### Task directions
Every line containing the word "this" needs to be found and copied.

[Entries from a dataset]
* Begin *

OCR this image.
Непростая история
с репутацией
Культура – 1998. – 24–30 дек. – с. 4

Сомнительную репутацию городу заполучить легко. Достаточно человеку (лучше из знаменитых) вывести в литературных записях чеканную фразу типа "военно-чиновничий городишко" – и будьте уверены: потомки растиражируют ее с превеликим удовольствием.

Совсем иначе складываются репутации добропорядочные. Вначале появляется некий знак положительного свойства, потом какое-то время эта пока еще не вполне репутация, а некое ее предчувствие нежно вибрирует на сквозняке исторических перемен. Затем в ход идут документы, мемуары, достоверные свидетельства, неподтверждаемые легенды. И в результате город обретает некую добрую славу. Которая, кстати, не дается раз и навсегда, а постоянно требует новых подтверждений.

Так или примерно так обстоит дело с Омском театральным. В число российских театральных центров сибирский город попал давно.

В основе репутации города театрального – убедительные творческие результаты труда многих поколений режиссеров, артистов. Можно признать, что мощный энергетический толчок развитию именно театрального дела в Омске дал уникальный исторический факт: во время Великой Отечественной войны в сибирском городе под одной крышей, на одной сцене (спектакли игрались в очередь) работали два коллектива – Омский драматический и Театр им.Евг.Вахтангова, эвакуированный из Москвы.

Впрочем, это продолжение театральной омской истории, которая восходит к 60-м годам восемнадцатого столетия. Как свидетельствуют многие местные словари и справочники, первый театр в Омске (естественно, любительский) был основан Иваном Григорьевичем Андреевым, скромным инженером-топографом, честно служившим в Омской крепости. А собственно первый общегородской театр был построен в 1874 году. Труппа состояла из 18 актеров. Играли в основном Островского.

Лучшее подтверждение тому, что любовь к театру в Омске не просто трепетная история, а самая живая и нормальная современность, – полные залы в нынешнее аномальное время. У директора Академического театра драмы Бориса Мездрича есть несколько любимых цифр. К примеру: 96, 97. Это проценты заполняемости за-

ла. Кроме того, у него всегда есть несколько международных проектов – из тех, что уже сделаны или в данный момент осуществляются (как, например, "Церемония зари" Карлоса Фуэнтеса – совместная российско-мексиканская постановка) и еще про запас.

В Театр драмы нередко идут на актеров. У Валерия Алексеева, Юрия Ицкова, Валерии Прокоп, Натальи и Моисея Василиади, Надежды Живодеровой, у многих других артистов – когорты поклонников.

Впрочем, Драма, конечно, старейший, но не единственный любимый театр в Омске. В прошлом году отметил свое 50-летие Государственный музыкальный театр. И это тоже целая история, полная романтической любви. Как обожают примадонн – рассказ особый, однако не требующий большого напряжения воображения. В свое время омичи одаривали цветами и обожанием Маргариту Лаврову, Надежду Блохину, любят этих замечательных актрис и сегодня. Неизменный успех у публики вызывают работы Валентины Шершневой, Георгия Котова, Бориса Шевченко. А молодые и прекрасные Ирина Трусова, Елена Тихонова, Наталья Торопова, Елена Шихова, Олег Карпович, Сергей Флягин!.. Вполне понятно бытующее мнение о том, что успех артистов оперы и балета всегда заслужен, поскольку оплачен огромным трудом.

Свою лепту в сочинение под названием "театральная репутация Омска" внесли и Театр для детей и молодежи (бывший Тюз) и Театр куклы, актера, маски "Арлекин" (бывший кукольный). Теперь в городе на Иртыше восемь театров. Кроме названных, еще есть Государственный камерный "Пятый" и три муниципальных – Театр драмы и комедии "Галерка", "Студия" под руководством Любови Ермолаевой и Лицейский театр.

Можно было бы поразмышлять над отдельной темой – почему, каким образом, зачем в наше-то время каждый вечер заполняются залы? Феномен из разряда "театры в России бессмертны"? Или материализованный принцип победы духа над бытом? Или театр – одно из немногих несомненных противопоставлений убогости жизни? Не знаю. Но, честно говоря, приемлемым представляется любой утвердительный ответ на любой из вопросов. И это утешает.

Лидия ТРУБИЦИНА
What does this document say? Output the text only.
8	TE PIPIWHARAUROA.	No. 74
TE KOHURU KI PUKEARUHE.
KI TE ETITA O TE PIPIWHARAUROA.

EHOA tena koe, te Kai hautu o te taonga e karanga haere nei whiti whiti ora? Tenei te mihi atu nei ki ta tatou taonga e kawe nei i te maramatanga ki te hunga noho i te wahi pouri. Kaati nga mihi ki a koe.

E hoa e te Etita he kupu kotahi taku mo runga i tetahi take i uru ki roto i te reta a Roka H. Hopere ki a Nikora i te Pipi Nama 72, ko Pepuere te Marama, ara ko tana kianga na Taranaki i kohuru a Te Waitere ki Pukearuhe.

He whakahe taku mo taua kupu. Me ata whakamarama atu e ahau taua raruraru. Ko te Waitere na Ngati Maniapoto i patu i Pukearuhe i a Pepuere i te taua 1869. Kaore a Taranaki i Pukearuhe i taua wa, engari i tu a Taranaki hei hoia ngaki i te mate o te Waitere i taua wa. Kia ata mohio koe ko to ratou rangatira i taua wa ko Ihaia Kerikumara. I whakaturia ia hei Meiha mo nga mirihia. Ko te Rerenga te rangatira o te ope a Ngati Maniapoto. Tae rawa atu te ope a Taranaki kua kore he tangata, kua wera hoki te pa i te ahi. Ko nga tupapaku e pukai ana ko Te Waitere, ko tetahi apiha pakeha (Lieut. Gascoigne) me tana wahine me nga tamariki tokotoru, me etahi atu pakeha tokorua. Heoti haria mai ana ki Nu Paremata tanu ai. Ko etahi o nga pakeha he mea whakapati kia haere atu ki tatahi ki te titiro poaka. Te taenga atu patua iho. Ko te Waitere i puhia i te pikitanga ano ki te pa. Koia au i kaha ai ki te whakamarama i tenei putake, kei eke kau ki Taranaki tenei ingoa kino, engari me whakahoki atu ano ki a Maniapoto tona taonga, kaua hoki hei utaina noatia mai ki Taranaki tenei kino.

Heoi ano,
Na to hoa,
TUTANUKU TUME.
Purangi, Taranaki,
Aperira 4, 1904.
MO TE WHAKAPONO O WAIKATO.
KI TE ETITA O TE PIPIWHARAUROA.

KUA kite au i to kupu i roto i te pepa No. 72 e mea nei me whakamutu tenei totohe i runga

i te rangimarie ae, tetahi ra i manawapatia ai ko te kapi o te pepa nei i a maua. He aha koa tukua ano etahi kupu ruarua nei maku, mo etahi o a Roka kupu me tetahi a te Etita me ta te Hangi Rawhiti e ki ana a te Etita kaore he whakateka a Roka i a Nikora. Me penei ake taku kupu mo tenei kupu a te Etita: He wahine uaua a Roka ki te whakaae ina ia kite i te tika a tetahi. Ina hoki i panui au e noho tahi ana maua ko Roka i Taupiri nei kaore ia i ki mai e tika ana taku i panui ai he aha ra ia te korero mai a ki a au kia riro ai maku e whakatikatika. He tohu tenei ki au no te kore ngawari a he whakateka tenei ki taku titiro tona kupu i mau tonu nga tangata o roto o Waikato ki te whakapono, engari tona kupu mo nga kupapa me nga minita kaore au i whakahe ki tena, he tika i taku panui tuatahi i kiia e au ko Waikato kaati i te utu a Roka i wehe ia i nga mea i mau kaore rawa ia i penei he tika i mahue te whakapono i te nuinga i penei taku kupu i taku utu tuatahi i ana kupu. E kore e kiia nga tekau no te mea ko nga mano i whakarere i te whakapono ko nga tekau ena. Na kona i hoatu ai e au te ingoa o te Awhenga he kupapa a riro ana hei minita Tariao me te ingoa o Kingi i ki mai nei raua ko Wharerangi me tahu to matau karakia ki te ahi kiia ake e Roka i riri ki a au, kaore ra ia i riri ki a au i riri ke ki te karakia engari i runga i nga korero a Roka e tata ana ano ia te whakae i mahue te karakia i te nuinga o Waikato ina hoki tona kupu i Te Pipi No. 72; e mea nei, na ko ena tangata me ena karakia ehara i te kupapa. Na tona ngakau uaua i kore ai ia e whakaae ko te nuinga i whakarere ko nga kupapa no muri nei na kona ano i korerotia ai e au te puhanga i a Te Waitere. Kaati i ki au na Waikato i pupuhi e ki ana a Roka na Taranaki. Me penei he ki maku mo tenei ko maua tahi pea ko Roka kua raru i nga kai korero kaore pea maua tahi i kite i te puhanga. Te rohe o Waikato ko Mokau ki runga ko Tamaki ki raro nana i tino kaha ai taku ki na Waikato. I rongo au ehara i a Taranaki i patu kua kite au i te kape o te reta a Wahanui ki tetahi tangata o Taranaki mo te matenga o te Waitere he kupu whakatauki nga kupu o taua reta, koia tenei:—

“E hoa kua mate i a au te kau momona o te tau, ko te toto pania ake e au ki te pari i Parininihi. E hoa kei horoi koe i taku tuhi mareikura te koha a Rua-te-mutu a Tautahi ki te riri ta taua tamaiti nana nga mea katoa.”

* End *

### Correct result
OCR this image.
What does this document say? Output the text only.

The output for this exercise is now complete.